Extracted records
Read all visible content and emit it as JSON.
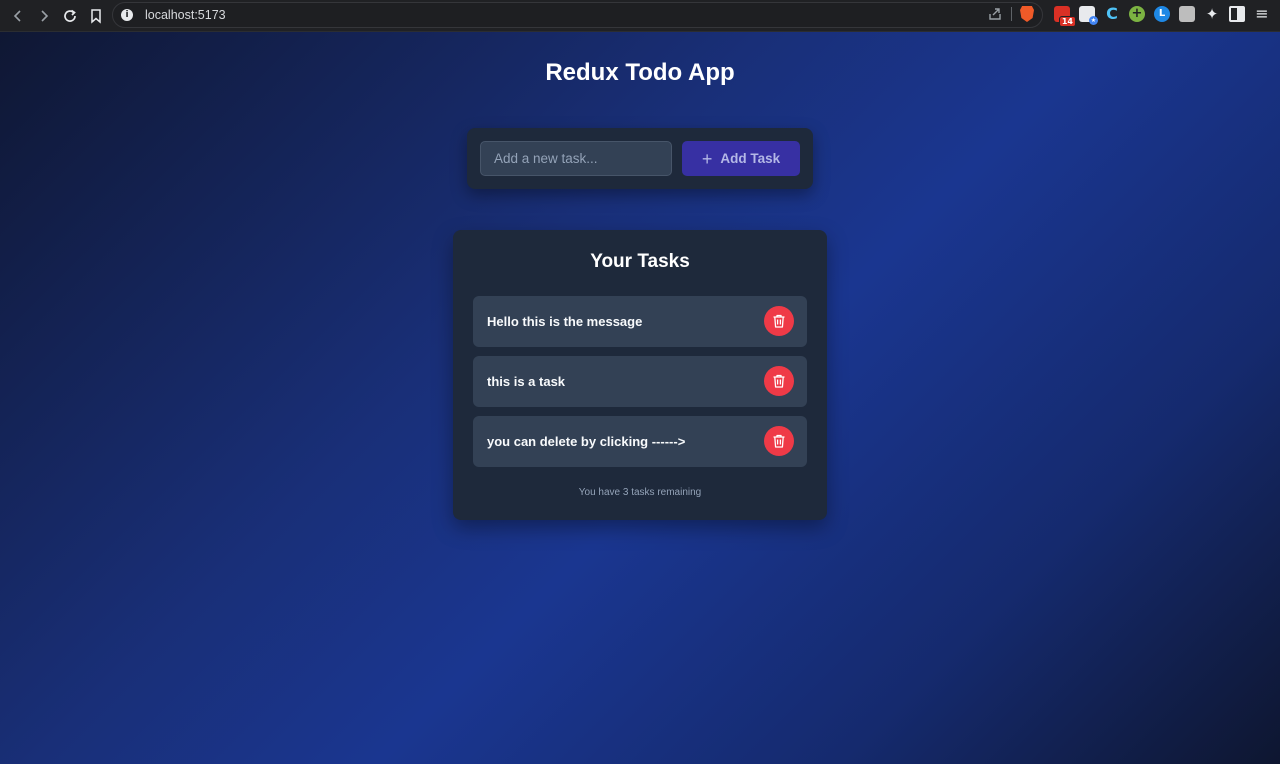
{
  "browser": {
    "url": "localhost:5173",
    "extension_badge": "14",
    "nav": {
      "back_icon": "chevron-left-icon",
      "forward_icon": "chevron-right-icon",
      "reload_icon": "reload-icon",
      "bookmark_icon": "bookmark-icon"
    }
  },
  "app": {
    "title": "Redux Todo App"
  },
  "add_form": {
    "placeholder": "Add a new task...",
    "button_label": "Add Task",
    "button_icon": "plus-icon"
  },
  "tasks_panel": {
    "title": "Your Tasks",
    "tasks": [
      {
        "text": "Hello this is the message"
      },
      {
        "text": "this is a task"
      },
      {
        "text": "you can delete by clicking ------>"
      }
    ],
    "remaining_text": "You have 3 tasks remaining"
  },
  "colors": {
    "accent": "#3730a3",
    "delete": "#ef3a47",
    "card": "#1e293b",
    "task_row": "#334155"
  }
}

■ Objective
Copy each line above containing the string "chevron".

■ Task answer
      "back_icon": "chevron-left-icon",
      "forward_icon": "chevron-right-icon",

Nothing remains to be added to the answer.